_TASK PROMPT_
Restate the data below word for word. Skip any images it contains.

_RECORDS SHOWN_
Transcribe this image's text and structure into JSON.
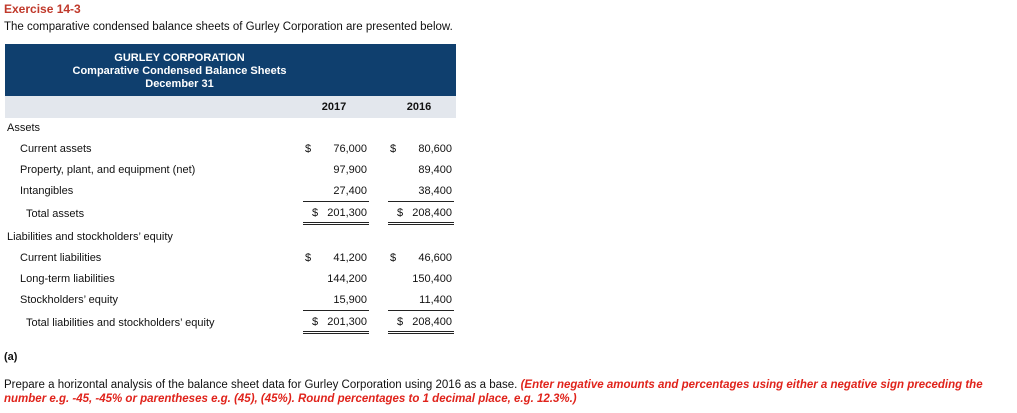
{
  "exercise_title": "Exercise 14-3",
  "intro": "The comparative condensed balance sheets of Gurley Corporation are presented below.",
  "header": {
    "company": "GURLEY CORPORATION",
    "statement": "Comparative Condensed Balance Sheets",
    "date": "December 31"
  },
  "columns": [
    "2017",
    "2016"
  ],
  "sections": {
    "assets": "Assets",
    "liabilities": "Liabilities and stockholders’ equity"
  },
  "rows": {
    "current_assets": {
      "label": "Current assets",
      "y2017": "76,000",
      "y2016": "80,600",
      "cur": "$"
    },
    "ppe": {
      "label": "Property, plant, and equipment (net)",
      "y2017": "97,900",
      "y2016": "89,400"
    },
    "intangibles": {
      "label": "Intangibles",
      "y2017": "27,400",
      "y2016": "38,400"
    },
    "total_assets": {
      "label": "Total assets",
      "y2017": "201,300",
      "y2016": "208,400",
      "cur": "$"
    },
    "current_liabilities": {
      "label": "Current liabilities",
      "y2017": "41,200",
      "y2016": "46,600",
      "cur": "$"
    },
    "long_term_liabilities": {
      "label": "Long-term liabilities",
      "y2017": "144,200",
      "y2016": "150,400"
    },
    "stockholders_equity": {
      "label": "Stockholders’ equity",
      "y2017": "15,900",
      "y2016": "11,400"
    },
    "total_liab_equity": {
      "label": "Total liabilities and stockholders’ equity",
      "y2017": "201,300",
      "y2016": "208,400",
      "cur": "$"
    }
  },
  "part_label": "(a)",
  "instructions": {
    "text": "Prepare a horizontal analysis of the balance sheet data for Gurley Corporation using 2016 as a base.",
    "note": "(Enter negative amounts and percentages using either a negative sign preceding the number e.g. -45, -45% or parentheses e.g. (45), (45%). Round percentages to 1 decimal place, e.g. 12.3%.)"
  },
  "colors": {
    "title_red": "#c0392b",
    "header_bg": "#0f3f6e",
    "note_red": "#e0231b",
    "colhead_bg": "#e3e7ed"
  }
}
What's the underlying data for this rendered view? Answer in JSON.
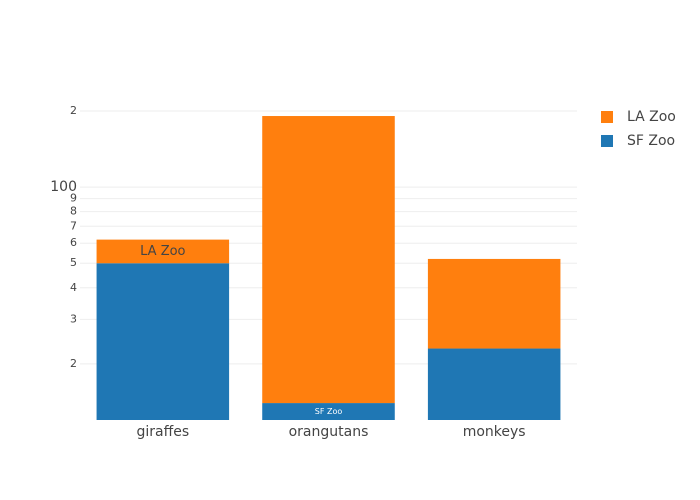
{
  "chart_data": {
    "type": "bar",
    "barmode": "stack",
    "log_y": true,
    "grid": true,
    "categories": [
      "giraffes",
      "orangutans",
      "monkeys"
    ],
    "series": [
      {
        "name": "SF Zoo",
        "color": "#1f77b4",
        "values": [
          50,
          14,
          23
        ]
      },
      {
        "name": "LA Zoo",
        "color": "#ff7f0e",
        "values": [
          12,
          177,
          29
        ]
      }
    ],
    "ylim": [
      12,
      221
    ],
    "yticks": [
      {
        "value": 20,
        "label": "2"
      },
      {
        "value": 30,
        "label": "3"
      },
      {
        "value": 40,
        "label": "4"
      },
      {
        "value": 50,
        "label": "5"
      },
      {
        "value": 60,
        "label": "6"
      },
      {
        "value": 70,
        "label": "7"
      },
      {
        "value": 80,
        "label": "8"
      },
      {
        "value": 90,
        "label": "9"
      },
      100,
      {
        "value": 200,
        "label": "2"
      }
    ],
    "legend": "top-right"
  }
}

_ANSWER TO THIS PROBLEM_
Transcribe this image's text and structure into JSON.
{
  "exercise_title": "Exercise 14-3",
  "intro": "The comparative condensed balance sheets of Gurley Corporation are presented below.",
  "header": {
    "company": "GURLEY CORPORATION",
    "statement": "Comparative Condensed Balance Sheets",
    "date": "December 31"
  },
  "columns": [
    "2017",
    "2016"
  ],
  "sections": {
    "assets": "Assets",
    "liabilities": "Liabilities and stockholders’ equity"
  },
  "rows": {
    "current_assets": {
      "label": "Current assets",
      "y2017": "76,000",
      "y2016": "80,600",
      "cur": "$"
    },
    "ppe": {
      "label": "Property, plant, and equipment (net)",
      "y2017": "97,900",
      "y2016": "89,400"
    },
    "intangibles": {
      "label": "Intangibles",
      "y2017": "27,400",
      "y2016": "38,400"
    },
    "total_assets": {
      "label": "Total assets",
      "y2017": "201,300",
      "y2016": "208,400",
      "cur": "$"
    },
    "current_liabilities": {
      "label": "Current liabilities",
      "y2017": "41,200",
      "y2016": "46,600",
      "cur": "$"
    },
    "long_term_liabilities": {
      "label": "Long-term liabilities",
      "y2017": "144,200",
      "y2016": "150,400"
    },
    "stockholders_equity": {
      "label": "Stockholders’ equity",
      "y2017": "15,900",
      "y2016": "11,400"
    },
    "total_liab_equity": {
      "label": "Total liabilities and stockholders’ equity",
      "y2017": "201,300",
      "y2016": "208,400",
      "cur": "$"
    }
  },
  "part_label": "(a)",
  "instructions": {
    "text": "Prepare a horizontal analysis of the balance sheet data for Gurley Corporation using 2016 as a base.",
    "note": "(Enter negative amounts and percentages using either a negative sign preceding the number e.g. -45, -45% or parentheses e.g. (45), (45%). Round percentages to 1 decimal place, e.g. 12.3%.)"
  },
  "colors": {
    "title_red": "#c0392b",
    "header_bg": "#0f3f6e",
    "note_red": "#e0231b",
    "colhead_bg": "#e3e7ed"
  }
}
What's the underlying data for this rendered view? Answer in JSON.
{
  "chart_data": {
    "type": "bar",
    "barmode": "stack",
    "log_y": true,
    "grid": true,
    "categories": [
      "giraffes",
      "orangutans",
      "monkeys"
    ],
    "series": [
      {
        "name": "SF Zoo",
        "color": "#1f77b4",
        "values": [
          50,
          14,
          23
        ]
      },
      {
        "name": "LA Zoo",
        "color": "#ff7f0e",
        "values": [
          12,
          177,
          29
        ]
      }
    ],
    "ylim": [
      12,
      221
    ],
    "yticks": [
      {
        "value": 20,
        "label": "2"
      },
      {
        "value": 30,
        "label": "3"
      },
      {
        "value": 40,
        "label": "4"
      },
      {
        "value": 50,
        "label": "5"
      },
      {
        "value": 60,
        "label": "6"
      },
      {
        "value": 70,
        "label": "7"
      },
      {
        "value": 80,
        "label": "8"
      },
      {
        "value": 90,
        "label": "9"
      },
      100,
      {
        "value": 200,
        "label": "2"
      }
    ],
    "legend": "top-right"
  }
}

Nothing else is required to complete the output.